• **练习任务**:
**A)** 根据文档节选，《涉渡之舟》关注的是什么？
**B)** 逐字抄录文档节选中从“许多人阅读戴锦华老师是从她与”开始、到“继《浮出历史地表》再版六年后,《涉渡之舟》终于迎来再版。”为止（包括这几个字）的部分。

══ 文档节选 ══

许多人阅读戴锦华老师是从她与孟悦合著的《浮出历史地表》开始的,这本书讲述了20世纪前半期的中国女性如何由缄默而发声而觉醒,每一页都不乏金句和洞见,豆瓣评分高达9.5分。
许多人不知道的是,这本书其实有“续作”,这就是豆瓣8.7分的《涉渡之舟》,关注的是80年代的女性写作和女性文化。
《浮出历史地表》及其姐妹篇《涉渡之舟》(旧版)
这两本书都曾经一度绝版、一书难求,继《浮出历史地表》再版六年后,《涉渡之舟》终于迎来再版。

═══
══ 所给数据 ══

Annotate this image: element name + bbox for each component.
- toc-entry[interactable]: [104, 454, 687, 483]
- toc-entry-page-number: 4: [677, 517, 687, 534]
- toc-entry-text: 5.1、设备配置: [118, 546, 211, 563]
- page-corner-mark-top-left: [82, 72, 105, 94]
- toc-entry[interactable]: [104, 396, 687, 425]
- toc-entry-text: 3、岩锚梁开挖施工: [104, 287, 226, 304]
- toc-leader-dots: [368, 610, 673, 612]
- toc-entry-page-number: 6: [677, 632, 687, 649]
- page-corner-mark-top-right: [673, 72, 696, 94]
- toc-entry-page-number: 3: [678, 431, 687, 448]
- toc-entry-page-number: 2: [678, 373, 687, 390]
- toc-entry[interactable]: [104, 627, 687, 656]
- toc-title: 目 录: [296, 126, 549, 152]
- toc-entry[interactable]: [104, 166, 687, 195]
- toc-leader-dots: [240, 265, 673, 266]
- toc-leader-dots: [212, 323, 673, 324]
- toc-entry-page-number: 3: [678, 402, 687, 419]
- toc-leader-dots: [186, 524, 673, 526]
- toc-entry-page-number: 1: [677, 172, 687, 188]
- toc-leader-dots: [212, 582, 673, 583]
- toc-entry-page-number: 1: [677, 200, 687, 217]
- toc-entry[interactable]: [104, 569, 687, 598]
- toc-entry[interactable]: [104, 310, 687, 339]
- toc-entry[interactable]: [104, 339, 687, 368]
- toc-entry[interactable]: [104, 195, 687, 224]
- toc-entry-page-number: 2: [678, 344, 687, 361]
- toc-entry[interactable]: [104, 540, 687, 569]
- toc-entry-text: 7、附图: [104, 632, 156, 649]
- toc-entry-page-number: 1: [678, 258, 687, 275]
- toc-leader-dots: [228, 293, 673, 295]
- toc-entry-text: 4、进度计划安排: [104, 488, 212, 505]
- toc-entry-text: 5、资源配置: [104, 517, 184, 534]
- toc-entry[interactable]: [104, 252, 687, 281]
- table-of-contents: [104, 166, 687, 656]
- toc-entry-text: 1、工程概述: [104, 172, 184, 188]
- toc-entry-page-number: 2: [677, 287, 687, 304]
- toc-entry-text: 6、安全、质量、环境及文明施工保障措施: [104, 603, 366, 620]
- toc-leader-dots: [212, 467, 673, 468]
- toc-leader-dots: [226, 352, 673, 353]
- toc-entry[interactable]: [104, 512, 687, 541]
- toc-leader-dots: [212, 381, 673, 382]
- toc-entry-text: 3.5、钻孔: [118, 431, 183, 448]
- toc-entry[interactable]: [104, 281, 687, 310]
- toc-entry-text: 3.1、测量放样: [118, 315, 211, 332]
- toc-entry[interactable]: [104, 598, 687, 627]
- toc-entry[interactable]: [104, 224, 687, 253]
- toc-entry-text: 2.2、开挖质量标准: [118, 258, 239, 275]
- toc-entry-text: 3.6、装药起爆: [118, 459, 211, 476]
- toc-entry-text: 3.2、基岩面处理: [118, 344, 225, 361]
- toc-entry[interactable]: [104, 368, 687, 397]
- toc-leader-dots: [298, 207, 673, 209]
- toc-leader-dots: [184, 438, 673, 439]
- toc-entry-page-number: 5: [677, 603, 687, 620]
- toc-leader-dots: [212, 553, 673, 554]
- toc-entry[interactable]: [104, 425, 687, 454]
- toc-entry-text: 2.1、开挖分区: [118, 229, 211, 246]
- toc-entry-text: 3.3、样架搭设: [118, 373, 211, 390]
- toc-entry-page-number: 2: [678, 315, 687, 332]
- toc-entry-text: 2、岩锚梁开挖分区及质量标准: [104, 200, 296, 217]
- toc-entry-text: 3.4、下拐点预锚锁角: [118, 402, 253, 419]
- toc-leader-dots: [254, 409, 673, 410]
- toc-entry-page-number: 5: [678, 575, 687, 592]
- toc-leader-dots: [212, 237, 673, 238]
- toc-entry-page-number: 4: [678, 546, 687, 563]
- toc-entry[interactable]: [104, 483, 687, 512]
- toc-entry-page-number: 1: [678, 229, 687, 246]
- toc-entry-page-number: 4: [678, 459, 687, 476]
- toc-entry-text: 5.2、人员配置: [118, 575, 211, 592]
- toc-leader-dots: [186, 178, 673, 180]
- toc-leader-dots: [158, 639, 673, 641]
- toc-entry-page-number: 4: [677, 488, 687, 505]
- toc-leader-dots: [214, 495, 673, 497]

═══

• **逐题答案**:
**A)** 80年代的女性写作和女性文化。

**B)**
许多人阅读戴锦华老师是从她与孟悦合著的《浮出历史地表》开始的,这本书讲述了20世纪前半期的中国女性如何由缄默而发声而觉醒,每一页都不乏金句和洞见,豆瓣评分高达9.5分。
许多人不知道的是,这本书其实有“续作”,这就是豆瓣8.7分的《涉渡之舟》,关注的是80年代的女性写作和女性文化。
《浮出历史地表》及其姐妹篇《涉渡之舟》(旧版)
这两本书都曾经一度绝版、一书难求,继《浮出历史地表》再版六年后,《涉渡之舟》终于迎来再版。